* _Excerpts from a figure dataset_:
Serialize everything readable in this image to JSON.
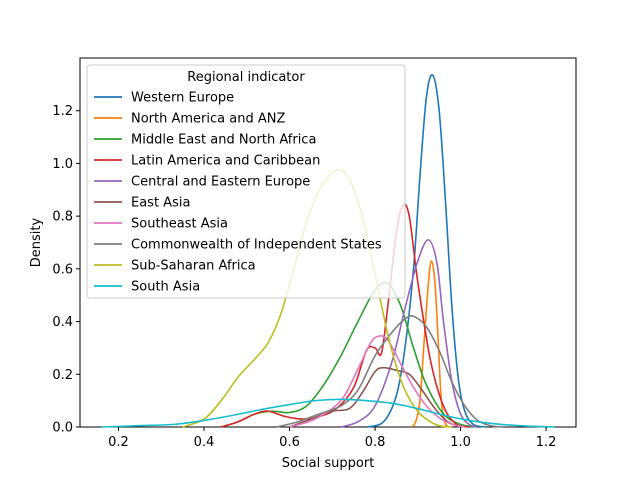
{
  "chart_data": {
    "type": "line",
    "title": "",
    "xlabel": "Social support",
    "ylabel": "Density",
    "xlim": [
      0.11,
      1.27
    ],
    "ylim": [
      0.0,
      1.4
    ],
    "xticks": [
      0.2,
      0.4,
      0.6,
      0.8,
      1.0,
      1.2
    ],
    "xtick_labels": [
      "0.2",
      "0.4",
      "0.6",
      "0.8",
      "1.0",
      "1.2"
    ],
    "yticks": [
      0.0,
      0.2,
      0.4,
      0.6,
      0.8,
      1.0,
      1.2
    ],
    "ytick_labels": [
      "0.0",
      "0.2",
      "0.4",
      "0.6",
      "0.8",
      "1.0",
      "1.2"
    ],
    "grid": false,
    "legend": {
      "title": "Regional indicator",
      "placement": "upper-left"
    },
    "series": [
      {
        "name": "Western Europe",
        "color": "#1f77b4",
        "points": [
          [
            0.78,
            0
          ],
          [
            0.82,
            0.02
          ],
          [
            0.85,
            0.12
          ],
          [
            0.87,
            0.3
          ],
          [
            0.89,
            0.6
          ],
          [
            0.905,
            0.95
          ],
          [
            0.92,
            1.25
          ],
          [
            0.935,
            1.335
          ],
          [
            0.95,
            1.2
          ],
          [
            0.965,
            0.85
          ],
          [
            0.98,
            0.45
          ],
          [
            0.995,
            0.18
          ],
          [
            1.01,
            0.06
          ],
          [
            1.03,
            0.01
          ],
          [
            1.06,
            0
          ]
        ]
      },
      {
        "name": "North America and ANZ",
        "color": "#ff7f0e",
        "points": [
          [
            0.885,
            0
          ],
          [
            0.895,
            0.02
          ],
          [
            0.905,
            0.1
          ],
          [
            0.915,
            0.33
          ],
          [
            0.925,
            0.55
          ],
          [
            0.932,
            0.63
          ],
          [
            0.94,
            0.55
          ],
          [
            0.948,
            0.32
          ],
          [
            0.955,
            0.1
          ],
          [
            0.965,
            0.01
          ],
          [
            0.975,
            0
          ]
        ]
      },
      {
        "name": "Middle East and North Africa",
        "color": "#2ca02c",
        "points": [
          [
            0.44,
            0
          ],
          [
            0.48,
            0.02
          ],
          [
            0.52,
            0.05
          ],
          [
            0.56,
            0.06
          ],
          [
            0.6,
            0.055
          ],
          [
            0.64,
            0.08
          ],
          [
            0.68,
            0.16
          ],
          [
            0.72,
            0.27
          ],
          [
            0.76,
            0.4
          ],
          [
            0.8,
            0.52
          ],
          [
            0.83,
            0.545
          ],
          [
            0.86,
            0.46
          ],
          [
            0.89,
            0.3
          ],
          [
            0.92,
            0.16
          ],
          [
            0.96,
            0.05
          ],
          [
            1.0,
            0.01
          ],
          [
            1.04,
            0
          ]
        ]
      },
      {
        "name": "Latin America and Caribbean",
        "color": "#d62728",
        "points": [
          [
            0.44,
            0
          ],
          [
            0.48,
            0.02
          ],
          [
            0.52,
            0.05
          ],
          [
            0.55,
            0.06
          ],
          [
            0.59,
            0.04
          ],
          [
            0.63,
            0.03
          ],
          [
            0.67,
            0.04
          ],
          [
            0.71,
            0.07
          ],
          [
            0.75,
            0.15
          ],
          [
            0.78,
            0.29
          ],
          [
            0.8,
            0.3
          ],
          [
            0.815,
            0.28
          ],
          [
            0.83,
            0.46
          ],
          [
            0.85,
            0.74
          ],
          [
            0.865,
            0.84
          ],
          [
            0.88,
            0.8
          ],
          [
            0.9,
            0.55
          ],
          [
            0.93,
            0.25
          ],
          [
            0.96,
            0.08
          ],
          [
            0.99,
            0.01
          ],
          [
            1.02,
            0
          ]
        ]
      },
      {
        "name": "Central and Eastern Europe",
        "color": "#9467bd",
        "points": [
          [
            0.72,
            0
          ],
          [
            0.76,
            0.02
          ],
          [
            0.8,
            0.08
          ],
          [
            0.84,
            0.25
          ],
          [
            0.87,
            0.45
          ],
          [
            0.9,
            0.63
          ],
          [
            0.925,
            0.71
          ],
          [
            0.945,
            0.62
          ],
          [
            0.96,
            0.4
          ],
          [
            0.98,
            0.17
          ],
          [
            1.0,
            0.05
          ],
          [
            1.02,
            0.01
          ],
          [
            1.04,
            0
          ]
        ]
      },
      {
        "name": "East Asia",
        "color": "#8c564b",
        "points": [
          [
            0.6,
            0
          ],
          [
            0.65,
            0.03
          ],
          [
            0.7,
            0.06
          ],
          [
            0.74,
            0.07
          ],
          [
            0.77,
            0.13
          ],
          [
            0.8,
            0.21
          ],
          [
            0.82,
            0.225
          ],
          [
            0.85,
            0.215
          ],
          [
            0.88,
            0.2
          ],
          [
            0.91,
            0.14
          ],
          [
            0.94,
            0.07
          ],
          [
            0.97,
            0.02
          ],
          [
            1.0,
            0
          ]
        ]
      },
      {
        "name": "Southeast Asia",
        "color": "#e377c2",
        "points": [
          [
            0.6,
            0
          ],
          [
            0.66,
            0.03
          ],
          [
            0.72,
            0.1
          ],
          [
            0.76,
            0.22
          ],
          [
            0.79,
            0.32
          ],
          [
            0.81,
            0.345
          ],
          [
            0.83,
            0.33
          ],
          [
            0.86,
            0.24
          ],
          [
            0.89,
            0.15
          ],
          [
            0.92,
            0.08
          ],
          [
            0.95,
            0.035
          ],
          [
            0.98,
            0.01
          ],
          [
            1.01,
            0
          ]
        ]
      },
      {
        "name": "Commonwealth of Independent States",
        "color": "#7f7f7f",
        "points": [
          [
            0.57,
            0
          ],
          [
            0.62,
            0.02
          ],
          [
            0.67,
            0.05
          ],
          [
            0.72,
            0.08
          ],
          [
            0.76,
            0.14
          ],
          [
            0.8,
            0.27
          ],
          [
            0.84,
            0.36
          ],
          [
            0.87,
            0.41
          ],
          [
            0.89,
            0.42
          ],
          [
            0.92,
            0.38
          ],
          [
            0.95,
            0.29
          ],
          [
            0.98,
            0.17
          ],
          [
            1.01,
            0.08
          ],
          [
            1.04,
            0.025
          ],
          [
            1.07,
            0.005
          ],
          [
            1.1,
            0
          ]
        ]
      },
      {
        "name": "Sub-Saharan Africa",
        "color": "#bcbd22",
        "points": [
          [
            0.35,
            0
          ],
          [
            0.4,
            0.03
          ],
          [
            0.44,
            0.1
          ],
          [
            0.48,
            0.19
          ],
          [
            0.52,
            0.26
          ],
          [
            0.55,
            0.32
          ],
          [
            0.58,
            0.43
          ],
          [
            0.61,
            0.6
          ],
          [
            0.64,
            0.78
          ],
          [
            0.67,
            0.9
          ],
          [
            0.7,
            0.965
          ],
          [
            0.72,
            0.975
          ],
          [
            0.74,
            0.94
          ],
          [
            0.77,
            0.8
          ],
          [
            0.8,
            0.58
          ],
          [
            0.83,
            0.35
          ],
          [
            0.86,
            0.18
          ],
          [
            0.89,
            0.08
          ],
          [
            0.92,
            0.03
          ],
          [
            0.95,
            0.005
          ],
          [
            0.98,
            0
          ]
        ]
      },
      {
        "name": "South Asia",
        "color": "#17becf",
        "points": [
          [
            0.16,
            0
          ],
          [
            0.25,
            0.005
          ],
          [
            0.33,
            0.01
          ],
          [
            0.4,
            0.025
          ],
          [
            0.47,
            0.045
          ],
          [
            0.53,
            0.065
          ],
          [
            0.6,
            0.085
          ],
          [
            0.66,
            0.1
          ],
          [
            0.72,
            0.105
          ],
          [
            0.78,
            0.1
          ],
          [
            0.84,
            0.09
          ],
          [
            0.9,
            0.07
          ],
          [
            0.96,
            0.045
          ],
          [
            1.02,
            0.025
          ],
          [
            1.08,
            0.012
          ],
          [
            1.15,
            0.004
          ],
          [
            1.22,
            0
          ]
        ]
      }
    ]
  }
}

* _EXERCISE DESCRIPTION_: Extract all lines that hold the word "North".

* _SOLUTION TO THE EXERCISE_:
        "name": "North America and ANZ",
        "name": "Middle East and North Africa",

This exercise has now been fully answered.